**What is required:**
Copy each line exactly.

## BEGIN Supplied data

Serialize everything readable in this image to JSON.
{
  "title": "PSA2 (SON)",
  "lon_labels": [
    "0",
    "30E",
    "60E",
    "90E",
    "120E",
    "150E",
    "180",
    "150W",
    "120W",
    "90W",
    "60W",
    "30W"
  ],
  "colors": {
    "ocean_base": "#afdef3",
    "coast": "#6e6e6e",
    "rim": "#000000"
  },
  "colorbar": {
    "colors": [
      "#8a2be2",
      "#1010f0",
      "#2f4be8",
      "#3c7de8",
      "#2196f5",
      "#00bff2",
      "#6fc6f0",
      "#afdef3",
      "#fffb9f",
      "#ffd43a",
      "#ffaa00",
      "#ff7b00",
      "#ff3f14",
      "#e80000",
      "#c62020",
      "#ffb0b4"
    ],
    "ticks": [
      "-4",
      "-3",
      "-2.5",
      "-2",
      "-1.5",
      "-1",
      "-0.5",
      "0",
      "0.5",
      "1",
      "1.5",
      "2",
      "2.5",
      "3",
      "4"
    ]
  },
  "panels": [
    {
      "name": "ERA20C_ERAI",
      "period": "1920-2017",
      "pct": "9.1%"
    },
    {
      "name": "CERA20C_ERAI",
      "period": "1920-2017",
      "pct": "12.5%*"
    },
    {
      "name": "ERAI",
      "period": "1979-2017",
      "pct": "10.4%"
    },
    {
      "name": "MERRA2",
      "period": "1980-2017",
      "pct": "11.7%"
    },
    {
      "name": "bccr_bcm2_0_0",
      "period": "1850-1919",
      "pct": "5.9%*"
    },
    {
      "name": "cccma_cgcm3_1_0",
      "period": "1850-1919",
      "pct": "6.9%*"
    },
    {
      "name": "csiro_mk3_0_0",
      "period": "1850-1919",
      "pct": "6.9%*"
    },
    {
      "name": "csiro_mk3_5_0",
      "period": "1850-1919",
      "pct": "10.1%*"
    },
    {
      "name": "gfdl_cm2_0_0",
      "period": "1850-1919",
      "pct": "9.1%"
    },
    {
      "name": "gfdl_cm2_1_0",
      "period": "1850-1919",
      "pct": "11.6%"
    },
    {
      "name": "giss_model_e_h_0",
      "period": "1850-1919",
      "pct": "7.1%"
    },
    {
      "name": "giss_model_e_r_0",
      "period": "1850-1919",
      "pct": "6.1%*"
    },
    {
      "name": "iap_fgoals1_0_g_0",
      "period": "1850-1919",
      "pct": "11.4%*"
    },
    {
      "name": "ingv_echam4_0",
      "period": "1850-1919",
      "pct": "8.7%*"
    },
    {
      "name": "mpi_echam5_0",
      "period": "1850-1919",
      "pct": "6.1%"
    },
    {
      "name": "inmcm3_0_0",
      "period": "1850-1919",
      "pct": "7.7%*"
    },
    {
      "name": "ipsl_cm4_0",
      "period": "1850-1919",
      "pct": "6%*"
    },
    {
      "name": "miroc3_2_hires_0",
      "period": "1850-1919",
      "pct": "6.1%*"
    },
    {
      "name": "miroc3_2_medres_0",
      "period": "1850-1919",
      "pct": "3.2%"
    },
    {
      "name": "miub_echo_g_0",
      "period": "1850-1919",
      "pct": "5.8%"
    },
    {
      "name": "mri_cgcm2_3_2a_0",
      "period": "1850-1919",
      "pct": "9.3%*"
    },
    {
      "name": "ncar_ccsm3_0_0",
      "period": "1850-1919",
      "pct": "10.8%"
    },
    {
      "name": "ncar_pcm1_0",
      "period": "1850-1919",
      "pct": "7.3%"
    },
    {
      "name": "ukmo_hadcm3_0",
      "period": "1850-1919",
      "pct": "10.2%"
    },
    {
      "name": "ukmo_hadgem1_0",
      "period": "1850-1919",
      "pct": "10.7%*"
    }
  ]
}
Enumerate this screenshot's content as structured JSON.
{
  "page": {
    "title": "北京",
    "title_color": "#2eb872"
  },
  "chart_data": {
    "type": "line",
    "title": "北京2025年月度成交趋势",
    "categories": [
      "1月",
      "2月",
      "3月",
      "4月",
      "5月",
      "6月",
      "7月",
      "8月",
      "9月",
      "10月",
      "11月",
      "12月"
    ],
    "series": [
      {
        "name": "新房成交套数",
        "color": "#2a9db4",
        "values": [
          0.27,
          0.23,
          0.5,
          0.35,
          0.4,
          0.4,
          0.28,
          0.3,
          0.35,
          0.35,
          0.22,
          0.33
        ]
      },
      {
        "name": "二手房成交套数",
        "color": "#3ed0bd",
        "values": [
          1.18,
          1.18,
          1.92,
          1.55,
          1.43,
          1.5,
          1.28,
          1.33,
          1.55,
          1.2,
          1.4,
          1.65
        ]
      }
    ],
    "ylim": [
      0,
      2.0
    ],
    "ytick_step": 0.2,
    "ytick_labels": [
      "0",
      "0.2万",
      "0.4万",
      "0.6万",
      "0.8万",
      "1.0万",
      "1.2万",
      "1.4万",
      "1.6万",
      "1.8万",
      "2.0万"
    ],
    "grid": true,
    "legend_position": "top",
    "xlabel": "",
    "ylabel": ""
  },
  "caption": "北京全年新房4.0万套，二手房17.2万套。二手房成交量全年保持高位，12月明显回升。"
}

## END Supplied data

**The output:**
Serialize everything readable in this image to JSON.
{
  "title": "PSA2 (SON)",
  "lon_labels": [
    "0",
    "30E",
    "60E",
    "90E",
    "120E",
    "150E",
    "180",
    "150W",
    "120W",
    "90W",
    "60W",
    "30W"
  ],
  "colors": {
    "ocean_base": "#afdef3",
    "coast": "#6e6e6e",
    "rim": "#000000"
  },
  "colorbar": {
    "colors": [
      "#8a2be2",
      "#1010f0",
      "#2f4be8",
      "#3c7de8",
      "#2196f5",
      "#00bff2",
      "#6fc6f0",
      "#afdef3",
      "#fffb9f",
      "#ffd43a",
      "#ffaa00",
      "#ff7b00",
      "#ff3f14",
      "#e80000",
      "#c62020",
      "#ffb0b4"
    ],
    "ticks": [
      "-4",
      "-3",
      "-2.5",
      "-2",
      "-1.5",
      "-1",
      "-0.5",
      "0",
      "0.5",
      "1",
      "1.5",
      "2",
      "2.5",
      "3",
      "4"
    ]
  },
  "panels": [
    {
      "name": "ERA20C_ERAI",
      "period": "1920-2017",
      "pct": "9.1%"
    },
    {
      "name": "CERA20C_ERAI",
      "period": "1920-2017",
      "pct": "12.5%*"
    },
    {
      "name": "ERAI",
      "period": "1979-2017",
      "pct": "10.4%"
    },
    {
      "name": "MERRA2",
      "period": "1980-2017",
      "pct": "11.7%"
    },
    {
      "name": "bccr_bcm2_0_0",
      "period": "1850-1919",
      "pct": "5.9%*"
    },
    {
      "name": "cccma_cgcm3_1_0",
      "period": "1850-1919",
      "pct": "6.9%*"
    },
    {
      "name": "csiro_mk3_0_0",
      "period": "1850-1919",
      "pct": "6.9%*"
    },
    {
      "name": "csiro_mk3_5_0",
      "period": "1850-1919",
      "pct": "10.1%*"
    },
    {
      "name": "gfdl_cm2_0_0",
      "period": "1850-1919",
      "pct": "9.1%"
    },
    {
      "name": "gfdl_cm2_1_0",
      "period": "1850-1919",
      "pct": "11.6%"
    },
    {
      "name": "giss_model_e_h_0",
      "period": "1850-1919",
      "pct": "7.1%"
    },
    {
      "name": "giss_model_e_r_0",
      "period": "1850-1919",
      "pct": "6.1%*"
    },
    {
      "name": "iap_fgoals1_0_g_0",
      "period": "1850-1919",
      "pct": "11.4%*"
    },
    {
      "name": "ingv_echam4_0",
      "period": "1850-1919",
      "pct": "8.7%*"
    },
    {
      "name": "mpi_echam5_0",
      "period": "1850-1919",
      "pct": "6.1%"
    },
    {
      "name": "inmcm3_0_0",
      "period": "1850-1919",
      "pct": "7.7%*"
    },
    {
      "name": "ipsl_cm4_0",
      "period": "1850-1919",
      "pct": "6%*"
    },
    {
      "name": "miroc3_2_hires_0",
      "period": "1850-1919",
      "pct": "6.1%*"
    },
    {
      "name": "miroc3_2_medres_0",
      "period": "1850-1919",
      "pct": "3.2%"
    },
    {
      "name": "miub_echo_g_0",
      "period": "1850-1919",
      "pct": "5.8%"
    },
    {
      "name": "mri_cgcm2_3_2a_0",
      "period": "1850-1919",
      "pct": "9.3%*"
    },
    {
      "name": "ncar_ccsm3_0_0",
      "period": "1850-1919",
      "pct": "10.8%"
    },
    {
      "name": "ncar_pcm1_0",
      "period": "1850-1919",
      "pct": "7.3%"
    },
    {
      "name": "ukmo_hadcm3_0",
      "period": "1850-1919",
      "pct": "10.2%"
    },
    {
      "name": "ukmo_hadgem1_0",
      "period": "1850-1919",
      "pct": "10.7%*"
    }
  ]
}
Enumerate this screenshot's content as structured JSON.
{
  "page": {
    "title": "北京",
    "title_color": "#2eb872"
  },
  "chart_data": {
    "type": "line",
    "title": "北京2025年月度成交趋势",
    "categories": [
      "1月",
      "2月",
      "3月",
      "4月",
      "5月",
      "6月",
      "7月",
      "8月",
      "9月",
      "10月",
      "11月",
      "12月"
    ],
    "series": [
      {
        "name": "新房成交套数",
        "color": "#2a9db4",
        "values": [
          0.27,
          0.23,
          0.5,
          0.35,
          0.4,
          0.4,
          0.28,
          0.3,
          0.35,
          0.35,
          0.22,
          0.33
        ]
      },
      {
        "name": "二手房成交套数",
        "color": "#3ed0bd",
        "values": [
          1.18,
          1.18,
          1.92,
          1.55,
          1.43,
          1.5,
          1.28,
          1.33,
          1.55,
          1.2,
          1.4,
          1.65
        ]
      }
    ],
    "ylim": [
      0,
      2.0
    ],
    "ytick_step": 0.2,
    "ytick_labels": [
      "0",
      "0.2万",
      "0.4万",
      "0.6万",
      "0.8万",
      "1.0万",
      "1.2万",
      "1.4万",
      "1.6万",
      "1.8万",
      "2.0万"
    ],
    "grid": true,
    "legend_position": "top",
    "xlabel": "",
    "ylabel": ""
  },
  "caption": "北京全年新房4.0万套，二手房17.2万套。二手房成交量全年保持高位，12月明显回升。"
}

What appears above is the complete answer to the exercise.